Given exercise
Each line below should be retyped exactly, with no pictures.

Exercise material
╭──

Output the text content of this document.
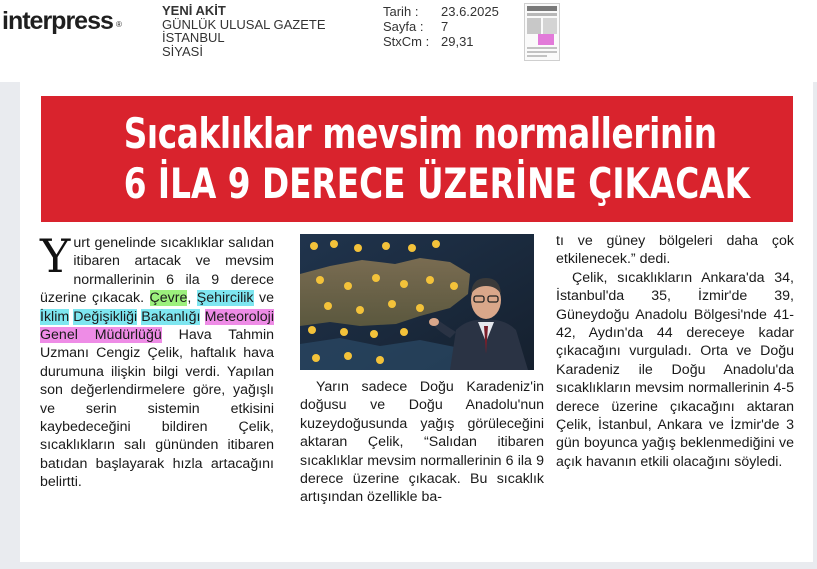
interpress ®
YENİ AKİT
GÜNLÜK ULUSAL GAZETE
İSTANBUL
SİYASİ
Tarih :	23.6.2025
Sayfa :	7
StxCm : 29,31
Sıcaklıklar mevsim normallerinin
6 İLA 9 DERECE ÜZERİNE ÇIKACAK

Yurt genelinde sıcaklıklar salıdan itibaren artacak ve mevsim normallerinin 6 ila 9 derece üzerine çıkacak. Çevre, Şehircilik ve İklim Değişikliği Bakanlığı Meteoroloji Genel Müdürlüğü Hava Tahmin Uzmanı Cengiz Çelik, haftalık hava durumuna ilişkin bilgi verdi. Yapılan son değerlendirmelere göre, yağışlı ve serin sistemin etkisini kaybedeceğini bildiren Çelik, sıcaklıkların salı gününden itibaren batıdan başlayarak hızla artacağını belirtti.

Yarın sadece Doğu Karadeniz'in doğusu ve Doğu Anadolu'nun kuzeydoğusunda yağış görüleceğini aktaran Çelik, “Salıdan itibaren sıcaklıklar mevsim normallerinin 6 ila 9 derece üzerine çıkacak. Bu sıcaklık artışından özellikle ba-

tı ve güney bölgeleri daha çok etkilenecek.” dedi.

Çelik, sıcaklıkların Ankara'da 34, İstanbul'da 35, İzmir'de 39, Güneydoğu Anadolu Bölgesi'nde 41-42, Aydın'da 44 dereceye kadar çıkacağını vurguladı. Orta ve Doğu Karadeniz ile Doğu Anadolu'da sıcaklıkların mevsim normallerinin 4-5 derece üzerine çıkacağını aktaran Çelik, İstanbul, Ankara ve İzmir'de 3 gün boyunca yağış beklenmediğini ve açık havanın etkili olacağını söyledi.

╰──

Full solution
Output the text content of this document.
interpress ®
YENİ AKİT
GÜNLÜK ULUSAL GAZETE
İSTANBUL
SİYASİ
Tarih :	23.6.2025
Sayfa :	7
StxCm : 29,31
Sıcaklıklar mevsim normallerinin
6 İLA 9 DERECE ÜZERİNE ÇIKACAK

Yurt genelinde sıcaklıklar salıdan itibaren artacak ve mevsim normallerinin 6 ila 9 derece üzerine çıkacak. Çevre, Şehircilik ve İklim Değişikliği Bakanlığı Meteoroloji Genel Müdürlüğü Hava Tahmin Uzmanı Cengiz Çelik, haftalık hava durumuna ilişkin bilgi verdi. Yapılan son değerlendirmelere göre, yağışlı ve serin sistemin etkisini kaybedeceğini bildiren Çelik, sıcaklıkların salı gününden itibaren batıdan başlayarak hızla artacağını belirtti.

Yarın sadece Doğu Karadeniz'in doğusu ve Doğu Anadolu'nun kuzeydoğusunda yağış görüleceğini aktaran Çelik, “Salıdan itibaren sıcaklıklar mevsim normallerinin 6 ila 9 derece üzerine çıkacak. Bu sıcaklık artışından özellikle ba-

tı ve güney bölgeleri daha çok etkilenecek.” dedi.

Çelik, sıcaklıkların Ankara'da 34, İstanbul'da 35, İzmir'de 39, Güneydoğu Anadolu Bölgesi'nde 41-42, Aydın'da 44 dereceye kadar çıkacağını vurguladı. Orta ve Doğu Karadeniz ile Doğu Anadolu'da sıcaklıkların mevsim normallerinin 4-5 derece üzerine çıkacağını aktaran Çelik, İstanbul, Ankara ve İzmir'de 3 gün boyunca yağış beklenmediğini ve açık havanın etkili olacağını söyledi.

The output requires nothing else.